Data entries
-=-=-=-=-

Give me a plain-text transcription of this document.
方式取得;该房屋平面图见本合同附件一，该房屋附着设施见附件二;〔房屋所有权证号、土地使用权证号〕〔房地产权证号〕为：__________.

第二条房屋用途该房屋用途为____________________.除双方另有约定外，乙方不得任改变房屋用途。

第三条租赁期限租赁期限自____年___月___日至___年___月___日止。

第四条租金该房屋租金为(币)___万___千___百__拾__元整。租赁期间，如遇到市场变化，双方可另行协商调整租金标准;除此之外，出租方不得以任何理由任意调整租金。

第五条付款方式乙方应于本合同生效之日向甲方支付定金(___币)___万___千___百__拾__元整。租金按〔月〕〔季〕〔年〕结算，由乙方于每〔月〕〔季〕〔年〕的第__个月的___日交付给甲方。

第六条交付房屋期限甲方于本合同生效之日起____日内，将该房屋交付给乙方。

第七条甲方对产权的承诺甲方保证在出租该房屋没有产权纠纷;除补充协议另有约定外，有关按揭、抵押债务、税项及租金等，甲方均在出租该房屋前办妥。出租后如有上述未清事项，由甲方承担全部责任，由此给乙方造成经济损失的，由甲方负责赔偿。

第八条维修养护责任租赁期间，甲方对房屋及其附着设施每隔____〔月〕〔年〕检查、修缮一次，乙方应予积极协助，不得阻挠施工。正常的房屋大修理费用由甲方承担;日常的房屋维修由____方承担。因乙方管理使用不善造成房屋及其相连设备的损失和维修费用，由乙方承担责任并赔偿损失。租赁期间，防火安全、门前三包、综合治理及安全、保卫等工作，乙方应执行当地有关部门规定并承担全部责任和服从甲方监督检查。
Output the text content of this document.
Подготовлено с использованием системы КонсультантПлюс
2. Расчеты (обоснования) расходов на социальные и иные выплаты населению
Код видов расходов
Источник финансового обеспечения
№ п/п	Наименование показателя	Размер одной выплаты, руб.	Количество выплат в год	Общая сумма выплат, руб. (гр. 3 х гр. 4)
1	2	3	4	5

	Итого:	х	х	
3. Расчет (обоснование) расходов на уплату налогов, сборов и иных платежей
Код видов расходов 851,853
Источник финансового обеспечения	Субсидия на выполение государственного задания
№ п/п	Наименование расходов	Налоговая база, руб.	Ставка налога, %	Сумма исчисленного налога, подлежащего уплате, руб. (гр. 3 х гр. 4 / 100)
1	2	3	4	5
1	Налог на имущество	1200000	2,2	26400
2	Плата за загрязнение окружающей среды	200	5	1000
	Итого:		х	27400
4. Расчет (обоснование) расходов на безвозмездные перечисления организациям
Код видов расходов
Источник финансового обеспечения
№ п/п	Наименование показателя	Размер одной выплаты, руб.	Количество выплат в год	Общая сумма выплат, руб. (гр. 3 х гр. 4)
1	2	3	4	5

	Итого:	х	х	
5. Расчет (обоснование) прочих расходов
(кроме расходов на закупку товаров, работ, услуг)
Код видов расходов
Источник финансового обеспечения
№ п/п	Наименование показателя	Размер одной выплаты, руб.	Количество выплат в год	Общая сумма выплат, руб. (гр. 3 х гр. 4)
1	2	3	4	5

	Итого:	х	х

-=-=-=-=-

(What the task requires)
Could you give again exactly the lines from the line containing "Output the text content of this document." through the final line of the data above, and no others?

(The solution)
Output the text content of this document.
Подготовлено с использованием системы КонсультантПлюс
2. Расчеты (обоснования) расходов на социальные и иные выплаты населению
Код видов расходов
Источник финансового обеспечения
№ п/п	Наименование показателя	Размер одной выплаты, руб.	Количество выплат в год	Общая сумма выплат, руб. (гр. 3 х гр. 4)
1	2	3	4	5

	Итого:	х	х	
3. Расчет (обоснование) расходов на уплату налогов, сборов и иных платежей
Код видов расходов 851,853
Источник финансового обеспечения	Субсидия на выполение государственного задания
№ п/п	Наименование расходов	Налоговая база, руб.	Ставка налога, %	Сумма исчисленного налога, подлежащего уплате, руб. (гр. 3 х гр. 4 / 100)
1	2	3	4	5
1	Налог на имущество	1200000	2,2	26400
2	Плата за загрязнение окружающей среды	200	5	1000
	Итого:		х	27400
4. Расчет (обоснование) расходов на безвозмездные перечисления организациям
Код видов расходов
Источник финансового обеспечения
№ п/п	Наименование показателя	Размер одной выплаты, руб.	Количество выплат в год	Общая сумма выплат, руб. (гр. 3 х гр. 4)
1	2	3	4	5

	Итого:	х	х	
5. Расчет (обоснование) прочих расходов
(кроме расходов на закупку товаров, работ, услуг)
Код видов расходов
Источник финансового обеспечения
№ п/п	Наименование показателя	Размер одной выплаты, руб.	Количество выплат в год	Общая сумма выплат, руб. (гр. 3 х гр. 4)
1	2	3	4	5

	Итого:	х	х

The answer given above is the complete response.